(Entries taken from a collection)

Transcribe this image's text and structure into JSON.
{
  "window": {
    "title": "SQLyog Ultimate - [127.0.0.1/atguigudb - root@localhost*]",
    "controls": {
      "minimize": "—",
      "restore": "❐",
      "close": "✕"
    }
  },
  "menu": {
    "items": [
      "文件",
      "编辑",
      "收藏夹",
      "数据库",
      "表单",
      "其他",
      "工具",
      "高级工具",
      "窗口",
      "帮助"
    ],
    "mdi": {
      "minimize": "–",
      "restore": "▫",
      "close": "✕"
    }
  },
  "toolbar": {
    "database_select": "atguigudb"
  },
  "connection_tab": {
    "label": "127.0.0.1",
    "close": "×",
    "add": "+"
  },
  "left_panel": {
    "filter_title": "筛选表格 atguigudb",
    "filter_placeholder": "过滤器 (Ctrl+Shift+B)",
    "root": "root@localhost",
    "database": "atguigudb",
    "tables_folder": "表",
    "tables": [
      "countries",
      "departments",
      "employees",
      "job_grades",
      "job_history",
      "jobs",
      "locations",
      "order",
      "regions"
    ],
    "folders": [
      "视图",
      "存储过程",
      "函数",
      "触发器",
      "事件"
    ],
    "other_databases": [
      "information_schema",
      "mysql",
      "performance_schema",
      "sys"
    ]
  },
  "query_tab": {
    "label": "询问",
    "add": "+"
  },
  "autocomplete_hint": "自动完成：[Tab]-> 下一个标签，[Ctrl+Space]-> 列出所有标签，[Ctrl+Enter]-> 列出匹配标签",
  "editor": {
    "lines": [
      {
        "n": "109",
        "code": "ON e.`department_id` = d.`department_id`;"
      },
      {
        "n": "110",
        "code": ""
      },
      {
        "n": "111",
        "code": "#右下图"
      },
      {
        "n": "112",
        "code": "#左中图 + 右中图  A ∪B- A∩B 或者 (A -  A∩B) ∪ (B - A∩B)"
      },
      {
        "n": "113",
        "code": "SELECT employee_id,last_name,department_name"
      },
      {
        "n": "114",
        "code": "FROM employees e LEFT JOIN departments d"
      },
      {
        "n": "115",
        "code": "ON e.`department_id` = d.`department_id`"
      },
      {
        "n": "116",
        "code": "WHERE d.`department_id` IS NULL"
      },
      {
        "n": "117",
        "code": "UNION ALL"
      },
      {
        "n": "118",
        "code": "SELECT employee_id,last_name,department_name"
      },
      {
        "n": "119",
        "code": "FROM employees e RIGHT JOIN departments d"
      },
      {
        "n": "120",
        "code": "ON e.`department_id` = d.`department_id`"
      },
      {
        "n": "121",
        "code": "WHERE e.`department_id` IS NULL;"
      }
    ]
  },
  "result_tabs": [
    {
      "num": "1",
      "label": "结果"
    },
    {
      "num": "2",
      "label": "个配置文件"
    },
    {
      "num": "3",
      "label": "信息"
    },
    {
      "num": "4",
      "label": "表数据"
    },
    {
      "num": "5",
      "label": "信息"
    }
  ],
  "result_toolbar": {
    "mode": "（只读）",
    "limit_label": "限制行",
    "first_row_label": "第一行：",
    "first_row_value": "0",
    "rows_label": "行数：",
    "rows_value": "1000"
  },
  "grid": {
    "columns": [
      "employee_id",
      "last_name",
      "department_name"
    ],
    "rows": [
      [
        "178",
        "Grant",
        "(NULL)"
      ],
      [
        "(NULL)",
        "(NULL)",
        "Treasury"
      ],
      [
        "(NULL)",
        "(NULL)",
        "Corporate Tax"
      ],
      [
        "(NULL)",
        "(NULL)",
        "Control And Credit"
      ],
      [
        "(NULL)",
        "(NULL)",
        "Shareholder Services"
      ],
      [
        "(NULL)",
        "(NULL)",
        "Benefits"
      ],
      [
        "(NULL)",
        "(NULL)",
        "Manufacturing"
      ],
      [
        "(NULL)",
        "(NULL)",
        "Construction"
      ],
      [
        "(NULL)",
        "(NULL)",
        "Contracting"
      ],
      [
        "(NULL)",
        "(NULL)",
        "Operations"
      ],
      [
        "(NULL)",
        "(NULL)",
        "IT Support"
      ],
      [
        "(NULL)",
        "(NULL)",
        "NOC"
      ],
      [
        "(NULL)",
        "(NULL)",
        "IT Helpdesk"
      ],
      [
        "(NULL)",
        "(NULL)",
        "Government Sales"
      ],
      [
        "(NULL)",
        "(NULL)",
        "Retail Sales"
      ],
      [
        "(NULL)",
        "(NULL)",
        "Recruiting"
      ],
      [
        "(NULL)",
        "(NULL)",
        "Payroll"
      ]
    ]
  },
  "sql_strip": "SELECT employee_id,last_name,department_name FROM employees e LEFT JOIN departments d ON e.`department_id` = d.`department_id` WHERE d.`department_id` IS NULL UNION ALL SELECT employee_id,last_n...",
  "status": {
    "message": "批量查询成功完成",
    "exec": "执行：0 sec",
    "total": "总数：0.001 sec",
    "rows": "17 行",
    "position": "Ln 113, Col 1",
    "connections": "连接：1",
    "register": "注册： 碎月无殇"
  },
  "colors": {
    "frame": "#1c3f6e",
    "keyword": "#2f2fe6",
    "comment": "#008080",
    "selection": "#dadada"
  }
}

## Task prompt:
Repeat back the data above, exact to the last character.

## Response:
Transcribe this image's text and structure into JSON.
{
  "window": {
    "title": "SQLyog Ultimate - [127.0.0.1/atguigudb - root@localhost*]",
    "controls": {
      "minimize": "—",
      "restore": "❐",
      "close": "✕"
    }
  },
  "menu": {
    "items": [
      "文件",
      "编辑",
      "收藏夹",
      "数据库",
      "表单",
      "其他",
      "工具",
      "高级工具",
      "窗口",
      "帮助"
    ],
    "mdi": {
      "minimize": "–",
      "restore": "▫",
      "close": "✕"
    }
  },
  "toolbar": {
    "database_select": "atguigudb"
  },
  "connection_tab": {
    "label": "127.0.0.1",
    "close": "×",
    "add": "+"
  },
  "left_panel": {
    "filter_title": "筛选表格 atguigudb",
    "filter_placeholder": "过滤器 (Ctrl+Shift+B)",
    "root": "root@localhost",
    "database": "atguigudb",
    "tables_folder": "表",
    "tables": [
      "countries",
      "departments",
      "employees",
      "job_grades",
      "job_history",
      "jobs",
      "locations",
      "order",
      "regions"
    ],
    "folders": [
      "视图",
      "存储过程",
      "函数",
      "触发器",
      "事件"
    ],
    "other_databases": [
      "information_schema",
      "mysql",
      "performance_schema",
      "sys"
    ]
  },
  "query_tab": {
    "label": "询问",
    "add": "+"
  },
  "autocomplete_hint": "自动完成：[Tab]-> 下一个标签，[Ctrl+Space]-> 列出所有标签，[Ctrl+Enter]-> 列出匹配标签",
  "editor": {
    "lines": [
      {
        "n": "109",
        "code": "ON e.`department_id` = d.`department_id`;"
      },
      {
        "n": "110",
        "code": ""
      },
      {
        "n": "111",
        "code": "#右下图"
      },
      {
        "n": "112",
        "code": "#左中图 + 右中图  A ∪B- A∩B 或者 (A -  A∩B) ∪ (B - A∩B)"
      },
      {
        "n": "113",
        "code": "SELECT employee_id,last_name,department_name"
      },
      {
        "n": "114",
        "code": "FROM employees e LEFT JOIN departments d"
      },
      {
        "n": "115",
        "code": "ON e.`department_id` = d.`department_id`"
      },
      {
        "n": "116",
        "code": "WHERE d.`department_id` IS NULL"
      },
      {
        "n": "117",
        "code": "UNION ALL"
      },
      {
        "n": "118",
        "code": "SELECT employee_id,last_name,department_name"
      },
      {
        "n": "119",
        "code": "FROM employees e RIGHT JOIN departments d"
      },
      {
        "n": "120",
        "code": "ON e.`department_id` = d.`department_id`"
      },
      {
        "n": "121",
        "code": "WHERE e.`department_id` IS NULL;"
      }
    ]
  },
  "result_tabs": [
    {
      "num": "1",
      "label": "结果"
    },
    {
      "num": "2",
      "label": "个配置文件"
    },
    {
      "num": "3",
      "label": "信息"
    },
    {
      "num": "4",
      "label": "表数据"
    },
    {
      "num": "5",
      "label": "信息"
    }
  ],
  "result_toolbar": {
    "mode": "（只读）",
    "limit_label": "限制行",
    "first_row_label": "第一行：",
    "first_row_value": "0",
    "rows_label": "行数：",
    "rows_value": "1000"
  },
  "grid": {
    "columns": [
      "employee_id",
      "last_name",
      "department_name"
    ],
    "rows": [
      [
        "178",
        "Grant",
        "(NULL)"
      ],
      [
        "(NULL)",
        "(NULL)",
        "Treasury"
      ],
      [
        "(NULL)",
        "(NULL)",
        "Corporate Tax"
      ],
      [
        "(NULL)",
        "(NULL)",
        "Control And Credit"
      ],
      [
        "(NULL)",
        "(NULL)",
        "Shareholder Services"
      ],
      [
        "(NULL)",
        "(NULL)",
        "Benefits"
      ],
      [
        "(NULL)",
        "(NULL)",
        "Manufacturing"
      ],
      [
        "(NULL)",
        "(NULL)",
        "Construction"
      ],
      [
        "(NULL)",
        "(NULL)",
        "Contracting"
      ],
      [
        "(NULL)",
        "(NULL)",
        "Operations"
      ],
      [
        "(NULL)",
        "(NULL)",
        "IT Support"
      ],
      [
        "(NULL)",
        "(NULL)",
        "NOC"
      ],
      [
        "(NULL)",
        "(NULL)",
        "IT Helpdesk"
      ],
      [
        "(NULL)",
        "(NULL)",
        "Government Sales"
      ],
      [
        "(NULL)",
        "(NULL)",
        "Retail Sales"
      ],
      [
        "(NULL)",
        "(NULL)",
        "Recruiting"
      ],
      [
        "(NULL)",
        "(NULL)",
        "Payroll"
      ]
    ]
  },
  "sql_strip": "SELECT employee_id,last_name,department_name FROM employees e LEFT JOIN departments d ON e.`department_id` = d.`department_id` WHERE d.`department_id` IS NULL UNION ALL SELECT employee_id,last_n...",
  "status": {
    "message": "批量查询成功完成",
    "exec": "执行：0 sec",
    "total": "总数：0.001 sec",
    "rows": "17 行",
    "position": "Ln 113, Col 1",
    "connections": "连接：1",
    "register": "注册： 碎月无殇"
  },
  "colors": {
    "frame": "#1c3f6e",
    "keyword": "#2f2fe6",
    "comment": "#008080",
    "selection": "#dadada"
  }
}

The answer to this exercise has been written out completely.